◆ **RECORDS SHOWN**

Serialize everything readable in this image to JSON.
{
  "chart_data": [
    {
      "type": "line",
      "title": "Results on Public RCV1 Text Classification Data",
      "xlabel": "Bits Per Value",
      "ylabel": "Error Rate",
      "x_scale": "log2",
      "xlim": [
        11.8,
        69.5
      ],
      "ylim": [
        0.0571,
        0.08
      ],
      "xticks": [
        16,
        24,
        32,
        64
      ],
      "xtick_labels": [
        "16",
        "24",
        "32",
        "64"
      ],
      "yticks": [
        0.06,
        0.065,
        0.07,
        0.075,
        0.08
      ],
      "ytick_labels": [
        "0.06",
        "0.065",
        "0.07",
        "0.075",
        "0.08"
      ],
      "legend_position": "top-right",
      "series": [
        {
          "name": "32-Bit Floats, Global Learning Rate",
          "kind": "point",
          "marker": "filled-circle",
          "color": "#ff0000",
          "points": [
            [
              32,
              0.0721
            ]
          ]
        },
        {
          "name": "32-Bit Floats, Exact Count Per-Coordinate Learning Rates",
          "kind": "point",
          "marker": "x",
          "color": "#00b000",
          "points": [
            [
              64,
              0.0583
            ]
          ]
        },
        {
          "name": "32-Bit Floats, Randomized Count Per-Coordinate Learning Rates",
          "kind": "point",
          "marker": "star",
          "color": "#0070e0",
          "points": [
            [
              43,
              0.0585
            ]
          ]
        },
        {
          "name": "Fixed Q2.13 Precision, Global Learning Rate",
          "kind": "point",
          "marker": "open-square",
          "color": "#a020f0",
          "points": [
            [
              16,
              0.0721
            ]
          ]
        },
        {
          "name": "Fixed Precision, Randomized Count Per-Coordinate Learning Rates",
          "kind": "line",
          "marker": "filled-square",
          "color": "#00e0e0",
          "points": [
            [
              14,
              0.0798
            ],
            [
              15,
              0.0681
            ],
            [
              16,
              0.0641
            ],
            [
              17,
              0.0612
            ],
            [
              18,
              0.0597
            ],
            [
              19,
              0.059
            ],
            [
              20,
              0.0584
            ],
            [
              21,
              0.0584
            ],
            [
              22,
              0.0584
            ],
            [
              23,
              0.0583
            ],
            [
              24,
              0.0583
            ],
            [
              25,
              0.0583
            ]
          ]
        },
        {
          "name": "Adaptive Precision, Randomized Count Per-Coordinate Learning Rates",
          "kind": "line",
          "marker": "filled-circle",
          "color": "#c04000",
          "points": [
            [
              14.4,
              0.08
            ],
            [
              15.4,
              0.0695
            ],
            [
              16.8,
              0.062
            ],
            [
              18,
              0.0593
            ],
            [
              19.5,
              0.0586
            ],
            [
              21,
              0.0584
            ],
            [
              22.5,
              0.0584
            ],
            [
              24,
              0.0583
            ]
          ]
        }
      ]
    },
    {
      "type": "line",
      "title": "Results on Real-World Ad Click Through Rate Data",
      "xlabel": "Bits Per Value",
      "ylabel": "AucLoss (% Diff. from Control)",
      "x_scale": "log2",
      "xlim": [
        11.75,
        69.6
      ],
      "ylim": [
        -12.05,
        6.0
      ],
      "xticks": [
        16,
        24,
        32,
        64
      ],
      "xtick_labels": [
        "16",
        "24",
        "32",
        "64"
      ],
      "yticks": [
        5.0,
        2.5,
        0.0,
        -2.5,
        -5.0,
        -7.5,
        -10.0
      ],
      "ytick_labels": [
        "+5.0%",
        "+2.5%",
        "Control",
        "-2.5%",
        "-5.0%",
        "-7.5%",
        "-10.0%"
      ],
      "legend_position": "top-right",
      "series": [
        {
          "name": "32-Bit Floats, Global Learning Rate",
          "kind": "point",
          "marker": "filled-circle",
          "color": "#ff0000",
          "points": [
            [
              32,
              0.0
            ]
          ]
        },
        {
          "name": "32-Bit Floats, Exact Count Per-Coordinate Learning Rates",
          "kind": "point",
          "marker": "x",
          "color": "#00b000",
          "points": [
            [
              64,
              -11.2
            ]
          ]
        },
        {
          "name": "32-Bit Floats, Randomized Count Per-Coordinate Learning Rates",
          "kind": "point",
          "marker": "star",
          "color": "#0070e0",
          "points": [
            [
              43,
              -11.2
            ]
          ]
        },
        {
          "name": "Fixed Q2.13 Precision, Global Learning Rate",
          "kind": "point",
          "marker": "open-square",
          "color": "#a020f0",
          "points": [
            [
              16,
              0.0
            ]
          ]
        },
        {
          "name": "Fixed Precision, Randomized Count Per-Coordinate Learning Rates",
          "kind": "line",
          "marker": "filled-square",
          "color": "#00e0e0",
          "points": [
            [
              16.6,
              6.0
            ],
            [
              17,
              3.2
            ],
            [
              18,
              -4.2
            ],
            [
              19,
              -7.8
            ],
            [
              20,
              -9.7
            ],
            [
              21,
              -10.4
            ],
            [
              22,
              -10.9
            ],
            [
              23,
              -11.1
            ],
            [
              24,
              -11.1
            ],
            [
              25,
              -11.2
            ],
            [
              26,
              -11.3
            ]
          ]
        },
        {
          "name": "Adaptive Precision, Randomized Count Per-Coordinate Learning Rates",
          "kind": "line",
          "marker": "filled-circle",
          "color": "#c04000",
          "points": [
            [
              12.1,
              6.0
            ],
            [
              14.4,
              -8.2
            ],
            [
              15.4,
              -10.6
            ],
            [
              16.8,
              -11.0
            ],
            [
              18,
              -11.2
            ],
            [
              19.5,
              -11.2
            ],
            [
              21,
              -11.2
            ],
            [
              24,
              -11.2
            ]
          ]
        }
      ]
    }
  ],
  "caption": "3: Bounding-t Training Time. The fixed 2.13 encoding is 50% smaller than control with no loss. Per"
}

◆ **EXERCISE REQUIREMENTS**
Extract the listing in its entirety, matching it exactly.

◆ **EXERCISE RESULT**
Serialize everything readable in this image to JSON.
{
  "chart_data": [
    {
      "type": "line",
      "title": "Results on Public RCV1 Text Classification Data",
      "xlabel": "Bits Per Value",
      "ylabel": "Error Rate",
      "x_scale": "log2",
      "xlim": [
        11.8,
        69.5
      ],
      "ylim": [
        0.0571,
        0.08
      ],
      "xticks": [
        16,
        24,
        32,
        64
      ],
      "xtick_labels": [
        "16",
        "24",
        "32",
        "64"
      ],
      "yticks": [
        0.06,
        0.065,
        0.07,
        0.075,
        0.08
      ],
      "ytick_labels": [
        "0.06",
        "0.065",
        "0.07",
        "0.075",
        "0.08"
      ],
      "legend_position": "top-right",
      "series": [
        {
          "name": "32-Bit Floats, Global Learning Rate",
          "kind": "point",
          "marker": "filled-circle",
          "color": "#ff0000",
          "points": [
            [
              32,
              0.0721
            ]
          ]
        },
        {
          "name": "32-Bit Floats, Exact Count Per-Coordinate Learning Rates",
          "kind": "point",
          "marker": "x",
          "color": "#00b000",
          "points": [
            [
              64,
              0.0583
            ]
          ]
        },
        {
          "name": "32-Bit Floats, Randomized Count Per-Coordinate Learning Rates",
          "kind": "point",
          "marker": "star",
          "color": "#0070e0",
          "points": [
            [
              43,
              0.0585
            ]
          ]
        },
        {
          "name": "Fixed Q2.13 Precision, Global Learning Rate",
          "kind": "point",
          "marker": "open-square",
          "color": "#a020f0",
          "points": [
            [
              16,
              0.0721
            ]
          ]
        },
        {
          "name": "Fixed Precision, Randomized Count Per-Coordinate Learning Rates",
          "kind": "line",
          "marker": "filled-square",
          "color": "#00e0e0",
          "points": [
            [
              14,
              0.0798
            ],
            [
              15,
              0.0681
            ],
            [
              16,
              0.0641
            ],
            [
              17,
              0.0612
            ],
            [
              18,
              0.0597
            ],
            [
              19,
              0.059
            ],
            [
              20,
              0.0584
            ],
            [
              21,
              0.0584
            ],
            [
              22,
              0.0584
            ],
            [
              23,
              0.0583
            ],
            [
              24,
              0.0583
            ],
            [
              25,
              0.0583
            ]
          ]
        },
        {
          "name": "Adaptive Precision, Randomized Count Per-Coordinate Learning Rates",
          "kind": "line",
          "marker": "filled-circle",
          "color": "#c04000",
          "points": [
            [
              14.4,
              0.08
            ],
            [
              15.4,
              0.0695
            ],
            [
              16.8,
              0.062
            ],
            [
              18,
              0.0593
            ],
            [
              19.5,
              0.0586
            ],
            [
              21,
              0.0584
            ],
            [
              22.5,
              0.0584
            ],
            [
              24,
              0.0583
            ]
          ]
        }
      ]
    },
    {
      "type": "line",
      "title": "Results on Real-World Ad Click Through Rate Data",
      "xlabel": "Bits Per Value",
      "ylabel": "AucLoss (% Diff. from Control)",
      "x_scale": "log2",
      "xlim": [
        11.75,
        69.6
      ],
      "ylim": [
        -12.05,
        6.0
      ],
      "xticks": [
        16,
        24,
        32,
        64
      ],
      "xtick_labels": [
        "16",
        "24",
        "32",
        "64"
      ],
      "yticks": [
        5.0,
        2.5,
        0.0,
        -2.5,
        -5.0,
        -7.5,
        -10.0
      ],
      "ytick_labels": [
        "+5.0%",
        "+2.5%",
        "Control",
        "-2.5%",
        "-5.0%",
        "-7.5%",
        "-10.0%"
      ],
      "legend_position": "top-right",
      "series": [
        {
          "name": "32-Bit Floats, Global Learning Rate",
          "kind": "point",
          "marker": "filled-circle",
          "color": "#ff0000",
          "points": [
            [
              32,
              0.0
            ]
          ]
        },
        {
          "name": "32-Bit Floats, Exact Count Per-Coordinate Learning Rates",
          "kind": "point",
          "marker": "x",
          "color": "#00b000",
          "points": [
            [
              64,
              -11.2
            ]
          ]
        },
        {
          "name": "32-Bit Floats, Randomized Count Per-Coordinate Learning Rates",
          "kind": "point",
          "marker": "star",
          "color": "#0070e0",
          "points": [
            [
              43,
              -11.2
            ]
          ]
        },
        {
          "name": "Fixed Q2.13 Precision, Global Learning Rate",
          "kind": "point",
          "marker": "open-square",
          "color": "#a020f0",
          "points": [
            [
              16,
              0.0
            ]
          ]
        },
        {
          "name": "Fixed Precision, Randomized Count Per-Coordinate Learning Rates",
          "kind": "line",
          "marker": "filled-square",
          "color": "#00e0e0",
          "points": [
            [
              16.6,
              6.0
            ],
            [
              17,
              3.2
            ],
            [
              18,
              -4.2
            ],
            [
              19,
              -7.8
            ],
            [
              20,
              -9.7
            ],
            [
              21,
              -10.4
            ],
            [
              22,
              -10.9
            ],
            [
              23,
              -11.1
            ],
            [
              24,
              -11.1
            ],
            [
              25,
              -11.2
            ],
            [
              26,
              -11.3
            ]
          ]
        },
        {
          "name": "Adaptive Precision, Randomized Count Per-Coordinate Learning Rates",
          "kind": "line",
          "marker": "filled-circle",
          "color": "#c04000",
          "points": [
            [
              12.1,
              6.0
            ],
            [
              14.4,
              -8.2
            ],
            [
              15.4,
              -10.6
            ],
            [
              16.8,
              -11.0
            ],
            [
              18,
              -11.2
            ],
            [
              19.5,
              -11.2
            ],
            [
              21,
              -11.2
            ],
            [
              24,
              -11.2
            ]
          ]
        }
      ]
    }
  ],
  "caption": "3: Bounding-t Training Time. The fixed 2.13 encoding is 50% smaller than control with no loss. Per"
}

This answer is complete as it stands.